● **Written instruction**: Repeat the material verbatim. Images are excluded from the copy.
+---+
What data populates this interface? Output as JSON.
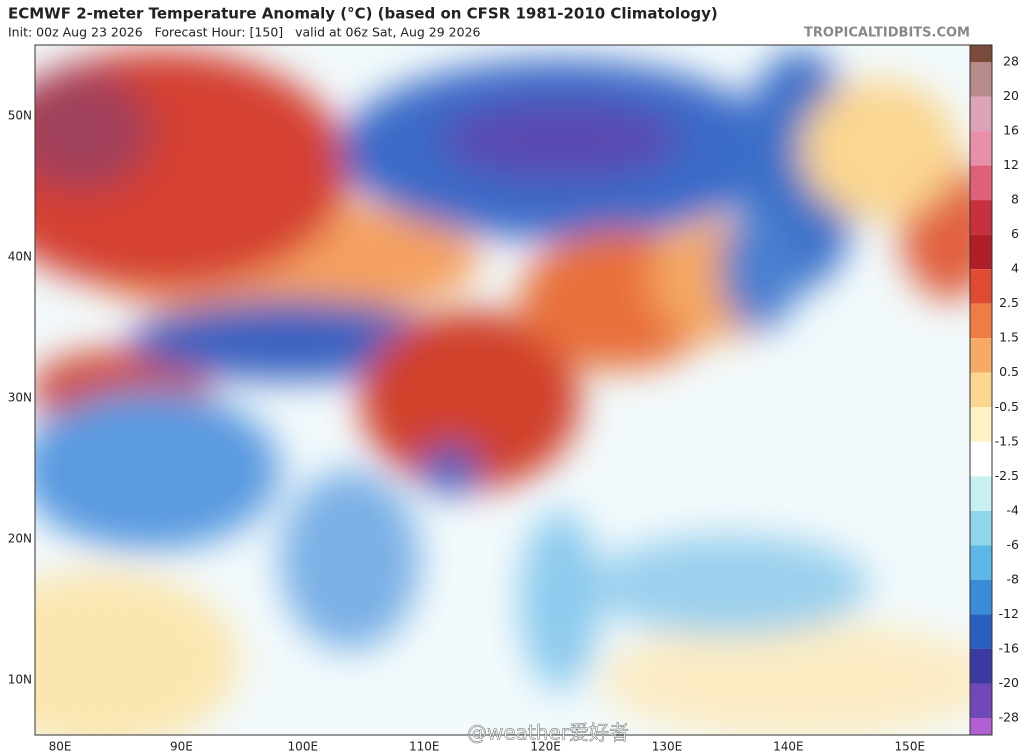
{
  "header": {
    "title": "ECMWF 2-meter Temperature Anomaly (°C) (based on CFSR 1981-2010 Climatology)",
    "subtitle": "Init: 00z Aug 23 2026   Forecast Hour: [150]   valid at 06z Sat, Aug 29 2026",
    "source": "TROPICALTIDBITS.COM"
  },
  "map": {
    "lat_labels": [
      "50N",
      "40N",
      "30N",
      "20N",
      "10N"
    ],
    "lon_labels": [
      "80E",
      "90E",
      "100E",
      "110E",
      "120E",
      "130E",
      "140E",
      "150E"
    ],
    "watermark": "@weather爱好者"
  },
  "colorbar": {
    "labels": [
      "28",
      "20",
      "16",
      "12",
      "8",
      "6",
      "4",
      "2.5",
      "1.5",
      "0.5",
      "-0.5",
      "-1.5",
      "-2.5",
      "-4",
      "-6",
      "-8",
      "-12",
      "-16",
      "-20",
      "-28"
    ],
    "colors": [
      "#7a4a3a",
      "#b98a8a",
      "#dba4b8",
      "#e890aa",
      "#e0607a",
      "#c8303e",
      "#b01e28",
      "#e04a30",
      "#f07c44",
      "#f6aa64",
      "#fbd690",
      "#fdf2c4",
      "#ffffff",
      "#c6f0f2",
      "#8ed6e8",
      "#5cb6e6",
      "#3a8cd8",
      "#2a5ec0",
      "#3a3aa0",
      "#7048b8",
      "#b060d0"
    ]
  }
}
+---+
● **Exercise output**:
What data populates this interface? Output as JSON.
{
  "header": {
    "title": "ECMWF 2-meter Temperature Anomaly (°C) (based on CFSR 1981-2010 Climatology)",
    "subtitle": "Init: 00z Aug 23 2026   Forecast Hour: [150]   valid at 06z Sat, Aug 29 2026",
    "source": "TROPICALTIDBITS.COM"
  },
  "map": {
    "lat_labels": [
      "50N",
      "40N",
      "30N",
      "20N",
      "10N"
    ],
    "lon_labels": [
      "80E",
      "90E",
      "100E",
      "110E",
      "120E",
      "130E",
      "140E",
      "150E"
    ],
    "watermark": "@weather爱好者"
  },
  "colorbar": {
    "labels": [
      "28",
      "20",
      "16",
      "12",
      "8",
      "6",
      "4",
      "2.5",
      "1.5",
      "0.5",
      "-0.5",
      "-1.5",
      "-2.5",
      "-4",
      "-6",
      "-8",
      "-12",
      "-16",
      "-20",
      "-28"
    ],
    "colors": [
      "#7a4a3a",
      "#b98a8a",
      "#dba4b8",
      "#e890aa",
      "#e0607a",
      "#c8303e",
      "#b01e28",
      "#e04a30",
      "#f07c44",
      "#f6aa64",
      "#fbd690",
      "#fdf2c4",
      "#ffffff",
      "#c6f0f2",
      "#8ed6e8",
      "#5cb6e6",
      "#3a8cd8",
      "#2a5ec0",
      "#3a3aa0",
      "#7048b8",
      "#b060d0"
    ]
  }
}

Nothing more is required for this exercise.